Requirement: Which lines contain the word "content"? Return each of them as written.

Material for this task:
======

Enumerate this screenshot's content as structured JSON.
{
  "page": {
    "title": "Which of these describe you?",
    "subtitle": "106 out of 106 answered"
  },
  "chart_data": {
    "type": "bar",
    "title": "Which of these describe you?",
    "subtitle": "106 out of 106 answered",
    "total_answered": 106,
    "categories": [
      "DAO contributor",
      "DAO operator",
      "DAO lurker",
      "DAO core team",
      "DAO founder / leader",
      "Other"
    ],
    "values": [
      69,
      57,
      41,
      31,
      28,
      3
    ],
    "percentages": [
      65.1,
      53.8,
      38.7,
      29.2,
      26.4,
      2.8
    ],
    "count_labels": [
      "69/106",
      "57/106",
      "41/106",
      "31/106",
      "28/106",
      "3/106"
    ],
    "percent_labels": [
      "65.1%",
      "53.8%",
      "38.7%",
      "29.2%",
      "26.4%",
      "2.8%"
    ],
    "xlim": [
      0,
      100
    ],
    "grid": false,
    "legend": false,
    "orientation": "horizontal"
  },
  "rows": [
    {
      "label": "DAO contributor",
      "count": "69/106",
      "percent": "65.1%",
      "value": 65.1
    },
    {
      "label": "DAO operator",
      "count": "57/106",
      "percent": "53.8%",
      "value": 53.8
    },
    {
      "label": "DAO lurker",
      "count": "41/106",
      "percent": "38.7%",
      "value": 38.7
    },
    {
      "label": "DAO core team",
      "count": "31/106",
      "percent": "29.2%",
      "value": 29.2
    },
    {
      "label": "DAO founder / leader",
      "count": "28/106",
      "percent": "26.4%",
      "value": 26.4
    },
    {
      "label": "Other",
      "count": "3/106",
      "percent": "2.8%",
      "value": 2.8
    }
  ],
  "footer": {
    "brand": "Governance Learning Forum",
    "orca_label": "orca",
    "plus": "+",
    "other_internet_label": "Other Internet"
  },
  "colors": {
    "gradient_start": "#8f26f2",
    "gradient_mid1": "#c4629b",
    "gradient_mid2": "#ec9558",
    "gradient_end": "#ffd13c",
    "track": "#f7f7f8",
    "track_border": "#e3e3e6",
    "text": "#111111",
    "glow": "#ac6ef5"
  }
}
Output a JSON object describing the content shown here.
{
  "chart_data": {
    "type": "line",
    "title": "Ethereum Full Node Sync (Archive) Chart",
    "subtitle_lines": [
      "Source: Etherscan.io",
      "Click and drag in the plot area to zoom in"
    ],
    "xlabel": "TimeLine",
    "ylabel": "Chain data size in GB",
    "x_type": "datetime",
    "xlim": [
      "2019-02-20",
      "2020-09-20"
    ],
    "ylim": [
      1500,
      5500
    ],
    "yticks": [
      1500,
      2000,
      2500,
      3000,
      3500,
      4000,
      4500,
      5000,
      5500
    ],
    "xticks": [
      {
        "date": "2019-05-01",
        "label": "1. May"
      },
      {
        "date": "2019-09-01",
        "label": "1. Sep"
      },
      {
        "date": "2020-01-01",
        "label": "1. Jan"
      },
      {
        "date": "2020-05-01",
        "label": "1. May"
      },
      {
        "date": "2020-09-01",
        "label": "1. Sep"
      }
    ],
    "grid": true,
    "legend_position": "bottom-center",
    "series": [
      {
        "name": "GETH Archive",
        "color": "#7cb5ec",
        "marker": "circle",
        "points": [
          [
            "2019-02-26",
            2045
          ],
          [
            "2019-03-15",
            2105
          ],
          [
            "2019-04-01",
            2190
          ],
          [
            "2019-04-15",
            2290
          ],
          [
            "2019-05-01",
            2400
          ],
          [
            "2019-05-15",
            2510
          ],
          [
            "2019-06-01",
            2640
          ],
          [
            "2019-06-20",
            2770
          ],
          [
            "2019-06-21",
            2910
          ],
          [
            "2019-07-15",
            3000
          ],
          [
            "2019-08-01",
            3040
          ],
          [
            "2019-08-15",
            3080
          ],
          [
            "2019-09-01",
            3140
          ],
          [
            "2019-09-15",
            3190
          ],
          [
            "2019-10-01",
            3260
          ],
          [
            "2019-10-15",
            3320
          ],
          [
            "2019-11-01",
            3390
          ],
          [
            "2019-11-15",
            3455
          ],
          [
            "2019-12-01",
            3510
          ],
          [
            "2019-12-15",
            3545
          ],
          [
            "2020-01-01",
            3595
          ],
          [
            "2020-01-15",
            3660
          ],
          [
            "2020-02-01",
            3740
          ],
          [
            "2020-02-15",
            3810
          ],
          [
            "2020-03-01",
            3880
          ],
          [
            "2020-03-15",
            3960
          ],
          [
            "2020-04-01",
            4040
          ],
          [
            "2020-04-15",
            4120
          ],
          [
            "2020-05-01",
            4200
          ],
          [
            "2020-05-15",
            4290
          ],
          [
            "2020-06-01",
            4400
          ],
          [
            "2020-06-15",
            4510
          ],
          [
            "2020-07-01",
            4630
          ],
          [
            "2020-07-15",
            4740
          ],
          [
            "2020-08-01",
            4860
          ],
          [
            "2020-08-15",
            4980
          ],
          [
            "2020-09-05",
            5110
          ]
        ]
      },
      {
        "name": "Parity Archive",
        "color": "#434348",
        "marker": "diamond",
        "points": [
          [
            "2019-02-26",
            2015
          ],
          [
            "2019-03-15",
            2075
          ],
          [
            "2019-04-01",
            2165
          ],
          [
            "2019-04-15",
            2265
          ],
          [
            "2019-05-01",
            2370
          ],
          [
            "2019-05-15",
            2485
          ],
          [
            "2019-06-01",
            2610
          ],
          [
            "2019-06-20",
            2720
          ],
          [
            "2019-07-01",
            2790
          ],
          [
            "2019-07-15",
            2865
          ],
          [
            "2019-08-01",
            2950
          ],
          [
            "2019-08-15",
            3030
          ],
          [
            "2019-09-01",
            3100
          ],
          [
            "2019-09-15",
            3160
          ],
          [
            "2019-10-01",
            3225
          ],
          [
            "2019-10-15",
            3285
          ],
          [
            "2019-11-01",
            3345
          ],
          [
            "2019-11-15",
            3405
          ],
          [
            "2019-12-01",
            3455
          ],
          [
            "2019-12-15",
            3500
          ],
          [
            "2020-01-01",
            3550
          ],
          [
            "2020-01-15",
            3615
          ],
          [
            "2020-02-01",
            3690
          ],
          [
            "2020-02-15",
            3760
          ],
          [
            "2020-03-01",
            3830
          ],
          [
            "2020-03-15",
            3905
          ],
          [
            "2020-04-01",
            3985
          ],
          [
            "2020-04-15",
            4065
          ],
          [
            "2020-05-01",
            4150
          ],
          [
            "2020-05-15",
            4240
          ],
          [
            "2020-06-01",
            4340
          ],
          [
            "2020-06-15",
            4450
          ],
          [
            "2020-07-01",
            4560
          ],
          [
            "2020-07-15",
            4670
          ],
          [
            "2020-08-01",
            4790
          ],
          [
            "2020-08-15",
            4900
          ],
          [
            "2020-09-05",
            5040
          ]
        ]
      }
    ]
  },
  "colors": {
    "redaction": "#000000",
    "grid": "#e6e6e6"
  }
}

======

Written response:
Enumerate this screenshot's content as structured JSON.
Output a JSON object describing the content shown here.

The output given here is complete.